### Available records
(begin)

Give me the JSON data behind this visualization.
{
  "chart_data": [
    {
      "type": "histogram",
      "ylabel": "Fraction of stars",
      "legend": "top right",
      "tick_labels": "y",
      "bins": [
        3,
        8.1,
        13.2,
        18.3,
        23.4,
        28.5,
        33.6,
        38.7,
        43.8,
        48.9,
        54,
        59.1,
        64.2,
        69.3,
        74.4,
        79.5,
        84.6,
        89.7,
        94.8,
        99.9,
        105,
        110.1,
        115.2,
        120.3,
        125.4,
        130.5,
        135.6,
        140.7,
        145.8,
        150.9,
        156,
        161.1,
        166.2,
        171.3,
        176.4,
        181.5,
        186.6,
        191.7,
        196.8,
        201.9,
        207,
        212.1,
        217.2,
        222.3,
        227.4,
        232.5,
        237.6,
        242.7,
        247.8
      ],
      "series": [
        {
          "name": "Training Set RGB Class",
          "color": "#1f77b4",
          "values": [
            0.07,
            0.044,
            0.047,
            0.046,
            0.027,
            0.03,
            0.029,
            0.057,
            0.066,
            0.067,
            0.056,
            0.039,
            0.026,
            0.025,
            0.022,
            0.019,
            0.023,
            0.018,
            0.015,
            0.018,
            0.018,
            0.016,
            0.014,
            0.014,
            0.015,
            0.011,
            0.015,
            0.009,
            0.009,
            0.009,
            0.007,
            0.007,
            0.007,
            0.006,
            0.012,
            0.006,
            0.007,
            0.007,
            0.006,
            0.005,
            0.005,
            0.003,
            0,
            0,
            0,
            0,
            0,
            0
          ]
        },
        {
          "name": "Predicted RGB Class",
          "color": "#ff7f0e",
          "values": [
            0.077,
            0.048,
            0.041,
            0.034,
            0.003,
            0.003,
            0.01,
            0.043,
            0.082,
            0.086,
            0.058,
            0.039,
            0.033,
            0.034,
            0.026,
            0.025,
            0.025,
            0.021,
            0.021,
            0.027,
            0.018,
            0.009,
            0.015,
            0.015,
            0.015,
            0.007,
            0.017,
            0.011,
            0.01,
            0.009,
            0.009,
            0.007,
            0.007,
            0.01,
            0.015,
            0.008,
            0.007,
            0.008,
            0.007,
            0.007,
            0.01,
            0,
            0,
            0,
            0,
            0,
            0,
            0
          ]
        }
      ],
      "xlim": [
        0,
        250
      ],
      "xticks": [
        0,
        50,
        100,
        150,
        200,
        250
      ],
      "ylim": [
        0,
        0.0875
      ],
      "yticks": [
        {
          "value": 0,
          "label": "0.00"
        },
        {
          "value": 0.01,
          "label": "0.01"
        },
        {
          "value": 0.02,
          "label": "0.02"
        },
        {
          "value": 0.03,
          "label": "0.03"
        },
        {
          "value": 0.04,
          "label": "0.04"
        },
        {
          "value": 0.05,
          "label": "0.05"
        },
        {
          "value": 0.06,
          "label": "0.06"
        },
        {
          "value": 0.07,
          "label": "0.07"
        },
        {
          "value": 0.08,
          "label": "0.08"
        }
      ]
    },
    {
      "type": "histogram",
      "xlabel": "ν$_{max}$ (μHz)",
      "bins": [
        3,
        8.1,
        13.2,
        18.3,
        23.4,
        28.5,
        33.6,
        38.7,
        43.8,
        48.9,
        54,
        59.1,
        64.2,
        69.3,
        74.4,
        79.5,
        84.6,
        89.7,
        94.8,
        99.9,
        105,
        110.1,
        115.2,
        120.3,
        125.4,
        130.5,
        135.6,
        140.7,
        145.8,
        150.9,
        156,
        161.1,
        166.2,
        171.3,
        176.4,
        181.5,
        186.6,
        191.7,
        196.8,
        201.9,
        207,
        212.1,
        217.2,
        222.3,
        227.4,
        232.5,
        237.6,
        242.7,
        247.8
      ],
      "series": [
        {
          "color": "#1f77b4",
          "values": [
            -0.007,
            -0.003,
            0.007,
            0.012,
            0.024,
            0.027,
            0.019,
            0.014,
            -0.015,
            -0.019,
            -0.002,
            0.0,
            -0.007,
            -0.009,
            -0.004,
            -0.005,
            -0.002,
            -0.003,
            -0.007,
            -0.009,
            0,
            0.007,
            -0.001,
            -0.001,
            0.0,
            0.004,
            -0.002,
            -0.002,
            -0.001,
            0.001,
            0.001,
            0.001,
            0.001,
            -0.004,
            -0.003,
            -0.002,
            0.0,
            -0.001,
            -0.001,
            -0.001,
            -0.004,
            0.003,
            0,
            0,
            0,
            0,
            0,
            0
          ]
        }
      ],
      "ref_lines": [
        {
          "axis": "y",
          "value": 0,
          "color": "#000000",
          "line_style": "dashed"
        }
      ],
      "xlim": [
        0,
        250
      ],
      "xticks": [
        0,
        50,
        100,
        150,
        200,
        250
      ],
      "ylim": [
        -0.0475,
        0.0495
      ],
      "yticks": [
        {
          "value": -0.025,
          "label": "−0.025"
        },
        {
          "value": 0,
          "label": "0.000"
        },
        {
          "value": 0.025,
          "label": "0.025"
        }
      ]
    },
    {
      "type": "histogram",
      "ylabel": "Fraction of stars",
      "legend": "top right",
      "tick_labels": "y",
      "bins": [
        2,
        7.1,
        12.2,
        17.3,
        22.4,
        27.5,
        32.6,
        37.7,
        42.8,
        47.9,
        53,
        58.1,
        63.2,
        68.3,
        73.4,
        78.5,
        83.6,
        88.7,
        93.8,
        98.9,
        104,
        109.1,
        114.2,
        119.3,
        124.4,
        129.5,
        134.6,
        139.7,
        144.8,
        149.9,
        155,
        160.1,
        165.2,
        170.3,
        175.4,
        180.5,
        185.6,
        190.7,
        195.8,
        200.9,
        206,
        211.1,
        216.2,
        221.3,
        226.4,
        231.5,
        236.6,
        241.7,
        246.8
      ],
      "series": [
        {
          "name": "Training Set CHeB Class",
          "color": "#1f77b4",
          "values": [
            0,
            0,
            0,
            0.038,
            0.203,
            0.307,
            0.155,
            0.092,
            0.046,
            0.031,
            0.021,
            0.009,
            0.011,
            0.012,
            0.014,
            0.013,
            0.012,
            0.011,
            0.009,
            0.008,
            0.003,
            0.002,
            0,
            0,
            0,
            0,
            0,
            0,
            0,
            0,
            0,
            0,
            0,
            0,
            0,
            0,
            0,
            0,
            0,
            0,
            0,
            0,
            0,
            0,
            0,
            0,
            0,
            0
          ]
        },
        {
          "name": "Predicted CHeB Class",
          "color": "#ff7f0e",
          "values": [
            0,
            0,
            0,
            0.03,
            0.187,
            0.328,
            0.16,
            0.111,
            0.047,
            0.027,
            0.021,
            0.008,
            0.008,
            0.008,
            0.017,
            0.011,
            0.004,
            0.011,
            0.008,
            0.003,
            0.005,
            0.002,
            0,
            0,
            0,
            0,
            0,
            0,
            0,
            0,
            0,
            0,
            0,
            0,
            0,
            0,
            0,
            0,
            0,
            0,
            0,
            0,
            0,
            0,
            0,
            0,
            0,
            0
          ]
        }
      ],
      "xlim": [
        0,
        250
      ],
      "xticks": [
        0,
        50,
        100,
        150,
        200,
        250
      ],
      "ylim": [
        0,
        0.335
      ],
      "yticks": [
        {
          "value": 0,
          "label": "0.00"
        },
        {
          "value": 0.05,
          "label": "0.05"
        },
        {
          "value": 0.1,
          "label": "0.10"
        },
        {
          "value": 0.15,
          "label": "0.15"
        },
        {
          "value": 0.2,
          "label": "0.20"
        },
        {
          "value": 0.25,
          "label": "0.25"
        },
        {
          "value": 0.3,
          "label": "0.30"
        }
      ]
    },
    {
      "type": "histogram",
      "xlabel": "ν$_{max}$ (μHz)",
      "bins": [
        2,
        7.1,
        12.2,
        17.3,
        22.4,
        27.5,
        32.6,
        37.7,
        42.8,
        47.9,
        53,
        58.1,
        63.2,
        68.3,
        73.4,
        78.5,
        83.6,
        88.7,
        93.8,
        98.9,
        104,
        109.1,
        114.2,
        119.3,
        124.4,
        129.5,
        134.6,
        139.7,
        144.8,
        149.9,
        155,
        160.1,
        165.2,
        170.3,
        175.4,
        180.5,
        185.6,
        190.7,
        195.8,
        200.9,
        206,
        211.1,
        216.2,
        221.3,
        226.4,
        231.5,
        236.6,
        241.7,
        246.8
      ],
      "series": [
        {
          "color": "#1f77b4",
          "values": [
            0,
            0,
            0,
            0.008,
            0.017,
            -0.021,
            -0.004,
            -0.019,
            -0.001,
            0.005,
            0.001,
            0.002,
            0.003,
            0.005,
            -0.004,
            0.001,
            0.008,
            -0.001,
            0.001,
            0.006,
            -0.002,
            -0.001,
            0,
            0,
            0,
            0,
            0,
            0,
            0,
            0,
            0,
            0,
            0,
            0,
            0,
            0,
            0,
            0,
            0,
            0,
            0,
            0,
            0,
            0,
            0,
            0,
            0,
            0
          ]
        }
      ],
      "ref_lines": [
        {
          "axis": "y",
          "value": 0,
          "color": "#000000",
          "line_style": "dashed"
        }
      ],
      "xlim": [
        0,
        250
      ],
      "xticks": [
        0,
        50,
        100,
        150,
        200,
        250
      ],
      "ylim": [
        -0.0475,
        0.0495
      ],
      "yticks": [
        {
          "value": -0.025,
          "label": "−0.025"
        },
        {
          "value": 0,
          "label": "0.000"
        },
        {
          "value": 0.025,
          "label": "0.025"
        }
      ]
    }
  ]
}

(end)
(begin)

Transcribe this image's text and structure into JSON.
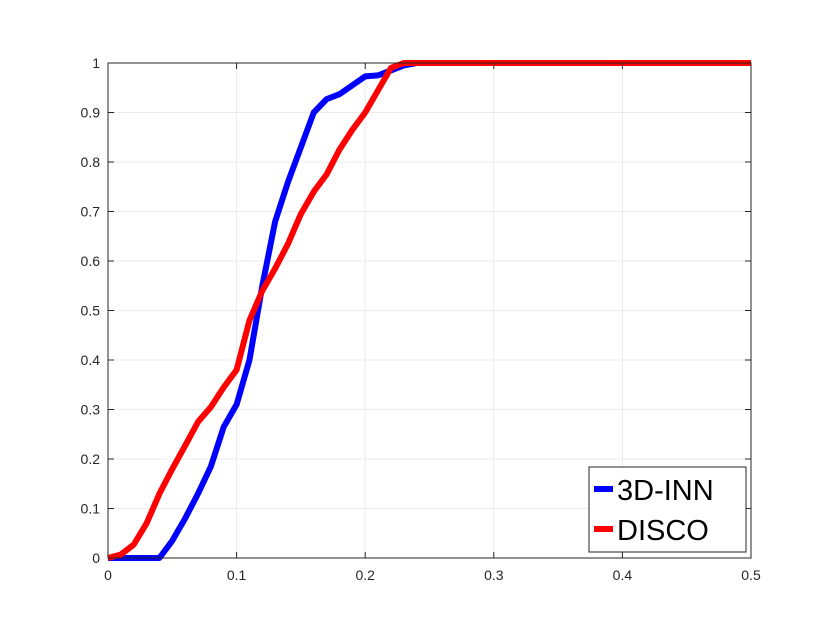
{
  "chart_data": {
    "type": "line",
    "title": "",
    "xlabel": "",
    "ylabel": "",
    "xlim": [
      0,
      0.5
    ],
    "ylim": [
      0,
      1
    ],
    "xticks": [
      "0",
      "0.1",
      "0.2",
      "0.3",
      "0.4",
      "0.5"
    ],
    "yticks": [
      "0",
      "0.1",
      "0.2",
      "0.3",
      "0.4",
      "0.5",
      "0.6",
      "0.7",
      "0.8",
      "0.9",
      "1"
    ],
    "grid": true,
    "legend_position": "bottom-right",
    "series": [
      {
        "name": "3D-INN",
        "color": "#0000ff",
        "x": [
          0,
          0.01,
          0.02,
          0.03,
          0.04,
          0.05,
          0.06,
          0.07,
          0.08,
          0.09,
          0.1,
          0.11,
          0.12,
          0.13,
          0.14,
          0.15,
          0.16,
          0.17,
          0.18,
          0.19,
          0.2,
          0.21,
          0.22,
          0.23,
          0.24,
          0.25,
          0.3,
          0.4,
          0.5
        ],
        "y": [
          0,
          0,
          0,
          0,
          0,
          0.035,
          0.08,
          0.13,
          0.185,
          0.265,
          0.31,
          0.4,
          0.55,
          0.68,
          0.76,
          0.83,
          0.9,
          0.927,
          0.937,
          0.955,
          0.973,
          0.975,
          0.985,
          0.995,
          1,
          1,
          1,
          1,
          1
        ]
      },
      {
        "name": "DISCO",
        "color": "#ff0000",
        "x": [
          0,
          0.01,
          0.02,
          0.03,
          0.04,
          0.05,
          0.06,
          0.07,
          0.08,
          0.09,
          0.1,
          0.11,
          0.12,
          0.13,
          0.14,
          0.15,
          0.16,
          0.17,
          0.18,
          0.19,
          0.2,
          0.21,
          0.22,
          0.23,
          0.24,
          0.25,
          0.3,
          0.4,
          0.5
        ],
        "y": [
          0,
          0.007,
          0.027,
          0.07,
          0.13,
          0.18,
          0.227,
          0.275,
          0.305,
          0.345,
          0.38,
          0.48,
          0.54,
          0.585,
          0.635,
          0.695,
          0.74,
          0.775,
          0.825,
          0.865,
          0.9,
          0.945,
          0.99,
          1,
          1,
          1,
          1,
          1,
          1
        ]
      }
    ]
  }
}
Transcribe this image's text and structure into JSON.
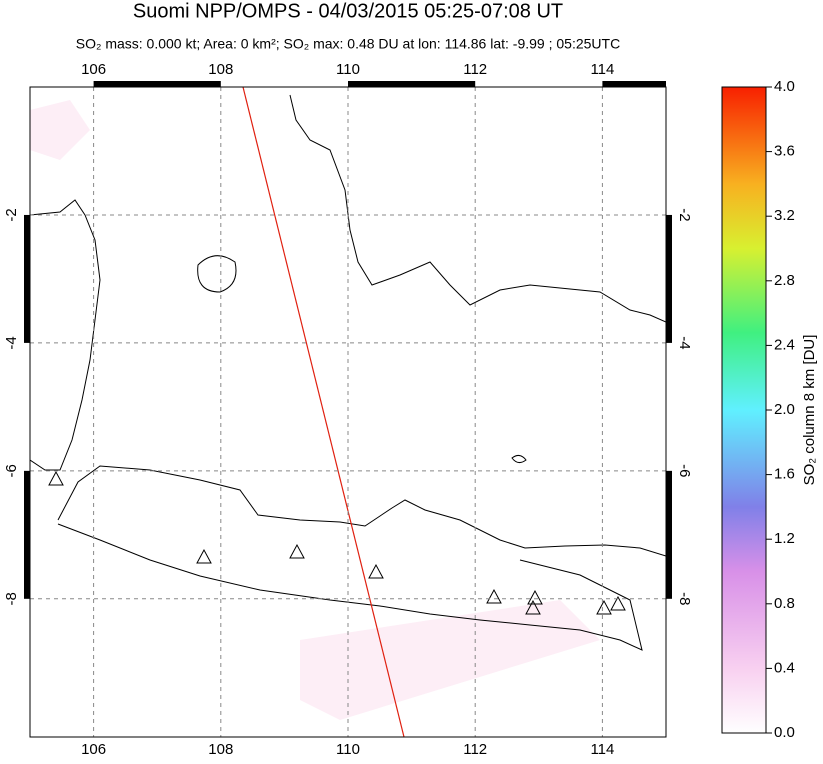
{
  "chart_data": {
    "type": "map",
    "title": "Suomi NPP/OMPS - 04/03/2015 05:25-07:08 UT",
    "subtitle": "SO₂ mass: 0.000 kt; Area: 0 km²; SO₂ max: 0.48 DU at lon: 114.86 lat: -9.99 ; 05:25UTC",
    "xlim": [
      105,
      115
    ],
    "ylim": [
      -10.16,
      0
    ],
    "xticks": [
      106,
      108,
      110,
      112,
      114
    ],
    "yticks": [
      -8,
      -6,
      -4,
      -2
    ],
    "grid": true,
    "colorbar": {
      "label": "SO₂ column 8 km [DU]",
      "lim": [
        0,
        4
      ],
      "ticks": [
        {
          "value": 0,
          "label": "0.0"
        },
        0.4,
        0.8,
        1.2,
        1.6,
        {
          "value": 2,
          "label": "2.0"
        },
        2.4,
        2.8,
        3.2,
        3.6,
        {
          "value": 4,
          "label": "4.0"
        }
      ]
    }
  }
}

(end)

### What to produce
Find and copy each line above that includes the string "Predicted".

### Answer to this exercise
          "name": "Predicted RGB Class",
          "name": "Predicted CHeB Class",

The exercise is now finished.